Dataset items
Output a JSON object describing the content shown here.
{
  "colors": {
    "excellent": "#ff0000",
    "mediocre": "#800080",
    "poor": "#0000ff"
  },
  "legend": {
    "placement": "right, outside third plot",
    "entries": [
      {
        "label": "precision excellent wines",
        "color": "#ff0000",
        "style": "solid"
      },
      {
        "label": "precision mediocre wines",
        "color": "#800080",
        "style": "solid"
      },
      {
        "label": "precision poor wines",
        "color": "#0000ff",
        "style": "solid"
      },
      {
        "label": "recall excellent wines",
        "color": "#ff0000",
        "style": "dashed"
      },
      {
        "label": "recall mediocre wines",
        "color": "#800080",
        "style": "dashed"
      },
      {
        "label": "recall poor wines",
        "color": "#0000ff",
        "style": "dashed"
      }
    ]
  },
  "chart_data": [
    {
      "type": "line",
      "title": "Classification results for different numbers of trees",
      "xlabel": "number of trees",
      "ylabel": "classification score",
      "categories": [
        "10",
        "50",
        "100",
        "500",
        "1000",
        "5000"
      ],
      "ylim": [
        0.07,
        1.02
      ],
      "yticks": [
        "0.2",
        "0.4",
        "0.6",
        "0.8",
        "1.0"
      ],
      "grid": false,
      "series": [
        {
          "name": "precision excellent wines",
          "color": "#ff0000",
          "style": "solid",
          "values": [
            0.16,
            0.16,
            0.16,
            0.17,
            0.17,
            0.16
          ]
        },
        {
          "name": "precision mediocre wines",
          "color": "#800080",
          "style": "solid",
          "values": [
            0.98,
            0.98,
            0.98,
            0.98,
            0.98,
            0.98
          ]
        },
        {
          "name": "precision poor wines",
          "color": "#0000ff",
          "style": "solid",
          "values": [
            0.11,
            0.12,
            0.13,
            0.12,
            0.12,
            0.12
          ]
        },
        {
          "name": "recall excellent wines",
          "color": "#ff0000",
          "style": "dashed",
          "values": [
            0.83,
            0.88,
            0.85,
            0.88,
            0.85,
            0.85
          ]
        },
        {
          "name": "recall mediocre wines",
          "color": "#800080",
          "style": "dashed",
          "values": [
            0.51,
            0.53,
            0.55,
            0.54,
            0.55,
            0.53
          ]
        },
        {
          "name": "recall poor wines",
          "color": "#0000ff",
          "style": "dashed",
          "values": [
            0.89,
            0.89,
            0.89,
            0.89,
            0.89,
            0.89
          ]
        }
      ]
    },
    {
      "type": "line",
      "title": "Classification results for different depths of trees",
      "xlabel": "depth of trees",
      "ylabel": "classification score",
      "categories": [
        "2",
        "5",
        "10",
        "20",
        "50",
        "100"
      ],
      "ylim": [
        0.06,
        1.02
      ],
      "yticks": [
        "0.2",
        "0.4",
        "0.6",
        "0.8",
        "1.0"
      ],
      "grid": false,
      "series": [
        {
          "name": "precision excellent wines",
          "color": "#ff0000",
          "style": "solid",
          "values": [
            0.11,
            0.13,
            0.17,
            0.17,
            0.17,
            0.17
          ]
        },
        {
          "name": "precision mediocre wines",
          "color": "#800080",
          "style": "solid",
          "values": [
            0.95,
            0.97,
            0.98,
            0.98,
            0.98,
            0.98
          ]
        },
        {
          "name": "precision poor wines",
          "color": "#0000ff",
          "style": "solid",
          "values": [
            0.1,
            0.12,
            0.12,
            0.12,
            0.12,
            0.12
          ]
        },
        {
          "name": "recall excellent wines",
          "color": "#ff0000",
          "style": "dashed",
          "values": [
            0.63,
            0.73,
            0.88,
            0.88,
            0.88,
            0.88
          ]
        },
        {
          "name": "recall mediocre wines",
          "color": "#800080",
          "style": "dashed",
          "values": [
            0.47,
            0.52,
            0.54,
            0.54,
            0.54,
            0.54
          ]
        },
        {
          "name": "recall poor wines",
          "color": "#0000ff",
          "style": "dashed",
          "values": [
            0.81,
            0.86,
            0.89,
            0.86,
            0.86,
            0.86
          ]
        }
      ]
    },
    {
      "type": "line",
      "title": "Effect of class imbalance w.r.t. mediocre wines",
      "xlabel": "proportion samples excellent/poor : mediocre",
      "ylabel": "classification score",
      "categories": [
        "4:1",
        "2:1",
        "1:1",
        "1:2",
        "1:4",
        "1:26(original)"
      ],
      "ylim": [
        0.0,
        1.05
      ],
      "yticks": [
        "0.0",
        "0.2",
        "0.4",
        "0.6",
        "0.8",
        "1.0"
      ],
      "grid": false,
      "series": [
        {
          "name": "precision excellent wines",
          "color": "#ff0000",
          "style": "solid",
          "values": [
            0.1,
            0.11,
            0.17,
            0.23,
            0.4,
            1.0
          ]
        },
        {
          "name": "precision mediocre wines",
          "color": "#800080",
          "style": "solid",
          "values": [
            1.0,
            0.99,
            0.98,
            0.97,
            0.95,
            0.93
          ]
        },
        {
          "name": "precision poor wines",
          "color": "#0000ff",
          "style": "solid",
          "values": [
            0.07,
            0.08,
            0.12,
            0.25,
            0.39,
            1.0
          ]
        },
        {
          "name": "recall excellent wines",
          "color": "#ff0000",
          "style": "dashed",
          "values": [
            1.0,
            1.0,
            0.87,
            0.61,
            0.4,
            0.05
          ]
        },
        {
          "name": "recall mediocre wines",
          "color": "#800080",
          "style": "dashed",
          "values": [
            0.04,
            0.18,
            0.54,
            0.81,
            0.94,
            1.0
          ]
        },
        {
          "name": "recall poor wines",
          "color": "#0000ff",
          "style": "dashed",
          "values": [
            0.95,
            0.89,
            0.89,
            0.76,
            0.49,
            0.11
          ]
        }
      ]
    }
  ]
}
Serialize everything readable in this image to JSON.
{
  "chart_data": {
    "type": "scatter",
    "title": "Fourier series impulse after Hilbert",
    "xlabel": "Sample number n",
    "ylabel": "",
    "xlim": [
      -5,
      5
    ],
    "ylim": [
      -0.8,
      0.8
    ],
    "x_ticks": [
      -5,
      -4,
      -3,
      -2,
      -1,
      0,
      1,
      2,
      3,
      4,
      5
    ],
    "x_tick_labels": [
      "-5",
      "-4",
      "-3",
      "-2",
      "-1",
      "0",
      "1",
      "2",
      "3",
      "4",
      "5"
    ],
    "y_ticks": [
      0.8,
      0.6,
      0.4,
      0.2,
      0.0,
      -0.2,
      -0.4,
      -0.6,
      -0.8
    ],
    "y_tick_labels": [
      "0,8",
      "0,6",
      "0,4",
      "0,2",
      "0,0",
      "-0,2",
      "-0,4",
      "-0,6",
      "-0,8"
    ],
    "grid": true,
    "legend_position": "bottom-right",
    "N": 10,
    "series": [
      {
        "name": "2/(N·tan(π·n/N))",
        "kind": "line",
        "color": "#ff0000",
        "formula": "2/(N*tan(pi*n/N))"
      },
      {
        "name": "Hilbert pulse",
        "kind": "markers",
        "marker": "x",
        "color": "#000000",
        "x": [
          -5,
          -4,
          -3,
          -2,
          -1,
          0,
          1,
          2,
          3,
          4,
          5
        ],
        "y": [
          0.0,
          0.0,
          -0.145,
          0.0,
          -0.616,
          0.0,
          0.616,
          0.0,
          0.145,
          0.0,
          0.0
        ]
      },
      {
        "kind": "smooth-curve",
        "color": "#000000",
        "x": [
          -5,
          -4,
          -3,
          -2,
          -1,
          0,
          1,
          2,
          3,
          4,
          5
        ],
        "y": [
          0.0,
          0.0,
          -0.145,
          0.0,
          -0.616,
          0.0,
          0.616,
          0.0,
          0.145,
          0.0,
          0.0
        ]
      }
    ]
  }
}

#### What the task requires:
Retype all of the data shown above, word for word.

#### Exercise result:
Output a JSON object describing the content shown here.
{
  "colors": {
    "excellent": "#ff0000",
    "mediocre": "#800080",
    "poor": "#0000ff"
  },
  "legend": {
    "placement": "right, outside third plot",
    "entries": [
      {
        "label": "precision excellent wines",
        "color": "#ff0000",
        "style": "solid"
      },
      {
        "label": "precision mediocre wines",
        "color": "#800080",
        "style": "solid"
      },
      {
        "label": "precision poor wines",
        "color": "#0000ff",
        "style": "solid"
      },
      {
        "label": "recall excellent wines",
        "color": "#ff0000",
        "style": "dashed"
      },
      {
        "label": "recall mediocre wines",
        "color": "#800080",
        "style": "dashed"
      },
      {
        "label": "recall poor wines",
        "color": "#0000ff",
        "style": "dashed"
      }
    ]
  },
  "chart_data": [
    {
      "type": "line",
      "title": "Classification results for different numbers of trees",
      "xlabel": "number of trees",
      "ylabel": "classification score",
      "categories": [
        "10",
        "50",
        "100",
        "500",
        "1000",
        "5000"
      ],
      "ylim": [
        0.07,
        1.02
      ],
      "yticks": [
        "0.2",
        "0.4",
        "0.6",
        "0.8",
        "1.0"
      ],
      "grid": false,
      "series": [
        {
          "name": "precision excellent wines",
          "color": "#ff0000",
          "style": "solid",
          "values": [
            0.16,
            0.16,
            0.16,
            0.17,
            0.17,
            0.16
          ]
        },
        {
          "name": "precision mediocre wines",
          "color": "#800080",
          "style": "solid",
          "values": [
            0.98,
            0.98,
            0.98,
            0.98,
            0.98,
            0.98
          ]
        },
        {
          "name": "precision poor wines",
          "color": "#0000ff",
          "style": "solid",
          "values": [
            0.11,
            0.12,
            0.13,
            0.12,
            0.12,
            0.12
          ]
        },
        {
          "name": "recall excellent wines",
          "color": "#ff0000",
          "style": "dashed",
          "values": [
            0.83,
            0.88,
            0.85,
            0.88,
            0.85,
            0.85
          ]
        },
        {
          "name": "recall mediocre wines",
          "color": "#800080",
          "style": "dashed",
          "values": [
            0.51,
            0.53,
            0.55,
            0.54,
            0.55,
            0.53
          ]
        },
        {
          "name": "recall poor wines",
          "color": "#0000ff",
          "style": "dashed",
          "values": [
            0.89,
            0.89,
            0.89,
            0.89,
            0.89,
            0.89
          ]
        }
      ]
    },
    {
      "type": "line",
      "title": "Classification results for different depths of trees",
      "xlabel": "depth of trees",
      "ylabel": "classification score",
      "categories": [
        "2",
        "5",
        "10",
        "20",
        "50",
        "100"
      ],
      "ylim": [
        0.06,
        1.02
      ],
      "yticks": [
        "0.2",
        "0.4",
        "0.6",
        "0.8",
        "1.0"
      ],
      "grid": false,
      "series": [
        {
          "name": "precision excellent wines",
          "color": "#ff0000",
          "style": "solid",
          "values": [
            0.11,
            0.13,
            0.17,
            0.17,
            0.17,
            0.17
          ]
        },
        {
          "name": "precision mediocre wines",
          "color": "#800080",
          "style": "solid",
          "values": [
            0.95,
            0.97,
            0.98,
            0.98,
            0.98,
            0.98
          ]
        },
        {
          "name": "precision poor wines",
          "color": "#0000ff",
          "style": "solid",
          "values": [
            0.1,
            0.12,
            0.12,
            0.12,
            0.12,
            0.12
          ]
        },
        {
          "name": "recall excellent wines",
          "color": "#ff0000",
          "style": "dashed",
          "values": [
            0.63,
            0.73,
            0.88,
            0.88,
            0.88,
            0.88
          ]
        },
        {
          "name": "recall mediocre wines",
          "color": "#800080",
          "style": "dashed",
          "values": [
            0.47,
            0.52,
            0.54,
            0.54,
            0.54,
            0.54
          ]
        },
        {
          "name": "recall poor wines",
          "color": "#0000ff",
          "style": "dashed",
          "values": [
            0.81,
            0.86,
            0.89,
            0.86,
            0.86,
            0.86
          ]
        }
      ]
    },
    {
      "type": "line",
      "title": "Effect of class imbalance w.r.t. mediocre wines",
      "xlabel": "proportion samples excellent/poor : mediocre",
      "ylabel": "classification score",
      "categories": [
        "4:1",
        "2:1",
        "1:1",
        "1:2",
        "1:4",
        "1:26(original)"
      ],
      "ylim": [
        0.0,
        1.05
      ],
      "yticks": [
        "0.0",
        "0.2",
        "0.4",
        "0.6",
        "0.8",
        "1.0"
      ],
      "grid": false,
      "series": [
        {
          "name": "precision excellent wines",
          "color": "#ff0000",
          "style": "solid",
          "values": [
            0.1,
            0.11,
            0.17,
            0.23,
            0.4,
            1.0
          ]
        },
        {
          "name": "precision mediocre wines",
          "color": "#800080",
          "style": "solid",
          "values": [
            1.0,
            0.99,
            0.98,
            0.97,
            0.95,
            0.93
          ]
        },
        {
          "name": "precision poor wines",
          "color": "#0000ff",
          "style": "solid",
          "values": [
            0.07,
            0.08,
            0.12,
            0.25,
            0.39,
            1.0
          ]
        },
        {
          "name": "recall excellent wines",
          "color": "#ff0000",
          "style": "dashed",
          "values": [
            1.0,
            1.0,
            0.87,
            0.61,
            0.4,
            0.05
          ]
        },
        {
          "name": "recall mediocre wines",
          "color": "#800080",
          "style": "dashed",
          "values": [
            0.04,
            0.18,
            0.54,
            0.81,
            0.94,
            1.0
          ]
        },
        {
          "name": "recall poor wines",
          "color": "#0000ff",
          "style": "dashed",
          "values": [
            0.95,
            0.89,
            0.89,
            0.76,
            0.49,
            0.11
          ]
        }
      ]
    }
  ]
}
Serialize everything readable in this image to JSON.
{
  "chart_data": {
    "type": "scatter",
    "title": "Fourier series impulse after Hilbert",
    "xlabel": "Sample number n",
    "ylabel": "",
    "xlim": [
      -5,
      5
    ],
    "ylim": [
      -0.8,
      0.8
    ],
    "x_ticks": [
      -5,
      -4,
      -3,
      -2,
      -1,
      0,
      1,
      2,
      3,
      4,
      5
    ],
    "x_tick_labels": [
      "-5",
      "-4",
      "-3",
      "-2",
      "-1",
      "0",
      "1",
      "2",
      "3",
      "4",
      "5"
    ],
    "y_ticks": [
      0.8,
      0.6,
      0.4,
      0.2,
      0.0,
      -0.2,
      -0.4,
      -0.6,
      -0.8
    ],
    "y_tick_labels": [
      "0,8",
      "0,6",
      "0,4",
      "0,2",
      "0,0",
      "-0,2",
      "-0,4",
      "-0,6",
      "-0,8"
    ],
    "grid": true,
    "legend_position": "bottom-right",
    "N": 10,
    "series": [
      {
        "name": "2/(N·tan(π·n/N))",
        "kind": "line",
        "color": "#ff0000",
        "formula": "2/(N*tan(pi*n/N))"
      },
      {
        "name": "Hilbert pulse",
        "kind": "markers",
        "marker": "x",
        "color": "#000000",
        "x": [
          -5,
          -4,
          -3,
          -2,
          -1,
          0,
          1,
          2,
          3,
          4,
          5
        ],
        "y": [
          0.0,
          0.0,
          -0.145,
          0.0,
          -0.616,
          0.0,
          0.616,
          0.0,
          0.145,
          0.0,
          0.0
        ]
      },
      {
        "kind": "smooth-curve",
        "color": "#000000",
        "x": [
          -5,
          -4,
          -3,
          -2,
          -1,
          0,
          1,
          2,
          3,
          4,
          5
        ],
        "y": [
          0.0,
          0.0,
          -0.145,
          0.0,
          -0.616,
          0.0,
          0.616,
          0.0,
          0.145,
          0.0,
          0.0
        ]
      }
    ]
  }
}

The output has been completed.